## Given passage
------------

Thanks to @Glavin001 for the quick workaround! here you have the downgrade quick code:

sudo curl -o /usr/local/bin/cog -L https://github.com/replicate/cog/releases/download/v0.7.2/cog_`uname -s`_`uname -m`
sudo chmod +x /usr/local/bin/cog
ichernev commented 1 year ago

I also hit this on lambdalabs machines, cog version 0.8.1. Another workaround is to set gpu: false, but then you have to launch your containers manually with docker --gpus all. At least it points to a problem in the gpu-specific places.

hongchaodeng commented 1 year ago

I think I get a hold of what caused the issue here. First and foremost to point out that the root cause of this problem lies in the lines of code that installed tini.

To verify it, I have created three simplified dockerfiles.

The Original One (v0.7.2) works

FROM nvidia/cuda:11.8.0-cudnn8-devel-ubuntu22.04
ENV DEBIAN_FRONTEND=noninteractive
ENV PYTHONUNBUFFERED=1
ENV LD_LIBRARY_PATH=$LD_LIBRARY_PATH:/usr/lib/x86_64-linux-gnu:/usr/local/nvidia/lib64:/usr/local/nvidia/bin
ENV PATH="/root/.pyenv/shims:/root/.pyenv/bin:$PATH"

## Here's the original part that installed tini
RUN --mount=type=cache,target=/var/cache/apt set -eux; \
    apt-get update -qq; \
    apt-get install -qqy --no-install-recommends curl; \
    rm -rf /var/lib/apt/lists/*; \
    TINI_VERSION=v0.19.0; \
    TINI_ARCH="$(dpkg --print-architecture)"; \
    curl -sSL -o /sbin/tini "https://github.com/krallin/tini/releases/download/${TINI_VERSION}/tini-${TINI_ARCH}"; \
    chmod +x /sbin/tini

ENTRYPOINT ["/sbin/tini", "--"]
RUN --mount=type=cache,target=/var/cache/apt apt-get update -qq && apt-get install -qqy --no-install-recommends \
    make \
    build-essential \
    libssl-dev \
    zlib1g-dev \
    libbz2-dev \
    libreadline-dev \
    libsqlite3-dev \
    wget \
    curl \
    llvm \
    libncurses5-dev \
    libncursesw5-dev \
    xz-utils \
    tk-dev \
    libffi-dev \
    liblzma-dev \
    git \
    ca-certificates \
    && rm -rf /var/lib/apt/lists/*
CMD ["python", "-m", "cog.server.http"]

Building works fine:

sudo docker build -t cog-stable-diffusion -f .tmp/Dockerfile1 .

------------

## Data section
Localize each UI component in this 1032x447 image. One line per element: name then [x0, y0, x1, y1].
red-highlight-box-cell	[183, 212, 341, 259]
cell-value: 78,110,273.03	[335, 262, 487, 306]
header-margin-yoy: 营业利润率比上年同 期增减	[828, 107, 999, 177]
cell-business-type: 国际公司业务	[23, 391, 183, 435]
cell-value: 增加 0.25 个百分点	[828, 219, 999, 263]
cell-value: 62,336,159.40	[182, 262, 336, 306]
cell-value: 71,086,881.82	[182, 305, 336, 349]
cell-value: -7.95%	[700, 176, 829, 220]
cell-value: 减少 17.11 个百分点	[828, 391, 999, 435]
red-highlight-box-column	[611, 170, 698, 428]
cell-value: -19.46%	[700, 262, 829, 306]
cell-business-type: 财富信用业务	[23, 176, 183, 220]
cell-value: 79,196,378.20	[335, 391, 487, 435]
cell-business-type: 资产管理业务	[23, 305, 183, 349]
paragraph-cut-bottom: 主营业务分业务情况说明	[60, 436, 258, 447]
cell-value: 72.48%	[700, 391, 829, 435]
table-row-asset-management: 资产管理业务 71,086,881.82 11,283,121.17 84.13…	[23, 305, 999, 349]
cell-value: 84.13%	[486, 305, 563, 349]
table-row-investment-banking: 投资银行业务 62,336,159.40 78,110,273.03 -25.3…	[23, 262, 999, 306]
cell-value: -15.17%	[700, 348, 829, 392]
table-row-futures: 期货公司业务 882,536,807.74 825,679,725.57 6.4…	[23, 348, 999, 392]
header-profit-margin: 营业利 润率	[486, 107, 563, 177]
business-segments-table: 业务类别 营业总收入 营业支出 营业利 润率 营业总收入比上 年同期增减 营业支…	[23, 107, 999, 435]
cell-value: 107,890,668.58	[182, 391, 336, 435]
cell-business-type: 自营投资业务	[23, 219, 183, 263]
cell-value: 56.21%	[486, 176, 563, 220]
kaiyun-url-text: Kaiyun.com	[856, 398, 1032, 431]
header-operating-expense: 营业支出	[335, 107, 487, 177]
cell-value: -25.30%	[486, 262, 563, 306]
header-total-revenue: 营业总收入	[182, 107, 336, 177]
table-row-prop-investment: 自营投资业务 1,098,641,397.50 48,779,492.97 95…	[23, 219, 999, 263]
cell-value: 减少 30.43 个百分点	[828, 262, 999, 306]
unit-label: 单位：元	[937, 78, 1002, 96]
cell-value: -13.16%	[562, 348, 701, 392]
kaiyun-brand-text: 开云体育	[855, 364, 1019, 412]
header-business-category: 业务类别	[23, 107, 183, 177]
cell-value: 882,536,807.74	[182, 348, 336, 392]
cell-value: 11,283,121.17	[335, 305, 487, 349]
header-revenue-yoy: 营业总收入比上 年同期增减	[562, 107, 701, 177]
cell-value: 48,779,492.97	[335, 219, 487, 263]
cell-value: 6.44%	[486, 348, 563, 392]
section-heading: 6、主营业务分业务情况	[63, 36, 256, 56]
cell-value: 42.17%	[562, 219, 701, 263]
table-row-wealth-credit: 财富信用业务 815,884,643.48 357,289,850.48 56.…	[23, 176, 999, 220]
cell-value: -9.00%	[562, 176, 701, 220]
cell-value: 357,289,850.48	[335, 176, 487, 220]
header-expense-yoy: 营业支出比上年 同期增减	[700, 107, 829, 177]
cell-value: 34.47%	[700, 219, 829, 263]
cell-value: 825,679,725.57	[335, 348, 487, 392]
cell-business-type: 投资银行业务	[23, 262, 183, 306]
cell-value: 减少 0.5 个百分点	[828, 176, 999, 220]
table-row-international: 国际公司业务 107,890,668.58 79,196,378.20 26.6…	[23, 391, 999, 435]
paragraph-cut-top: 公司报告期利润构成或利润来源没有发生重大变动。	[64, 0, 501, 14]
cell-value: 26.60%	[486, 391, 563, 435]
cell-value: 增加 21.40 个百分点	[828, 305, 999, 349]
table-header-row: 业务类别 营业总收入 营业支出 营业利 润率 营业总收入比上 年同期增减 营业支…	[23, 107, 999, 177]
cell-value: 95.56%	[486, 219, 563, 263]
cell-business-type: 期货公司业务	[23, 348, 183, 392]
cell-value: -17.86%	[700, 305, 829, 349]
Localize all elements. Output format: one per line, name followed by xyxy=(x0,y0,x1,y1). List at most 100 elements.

------------

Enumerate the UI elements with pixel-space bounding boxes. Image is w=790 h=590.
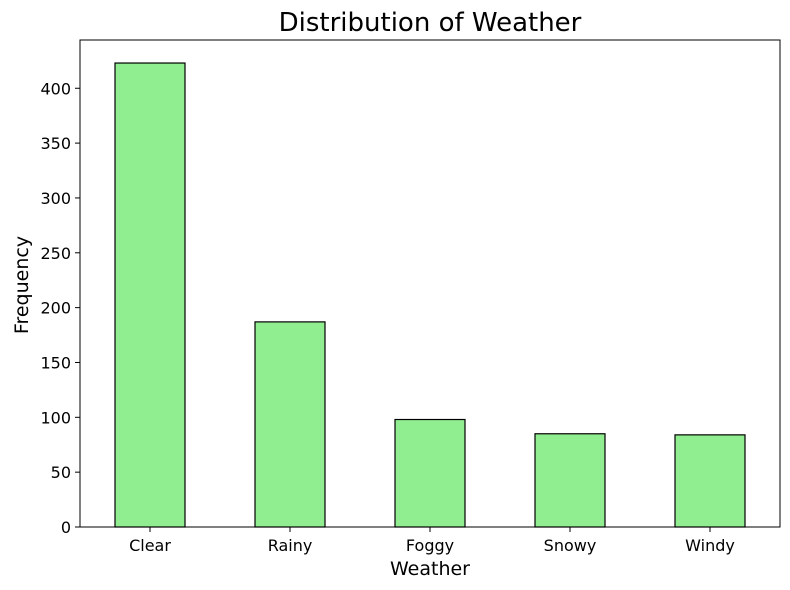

------------

## What to do
Rewrite the part of the cog thread starting with "hongchaodeng commented 1" and going on through "that installed tini.", putting "main cause" in place of "root cause".

## Problem solution
hongchaodeng commented 1 year ago

I think I get a hold of what caused the issue here. First and foremost to point out that the main cause of this problem lies in the lines of code that installed tini.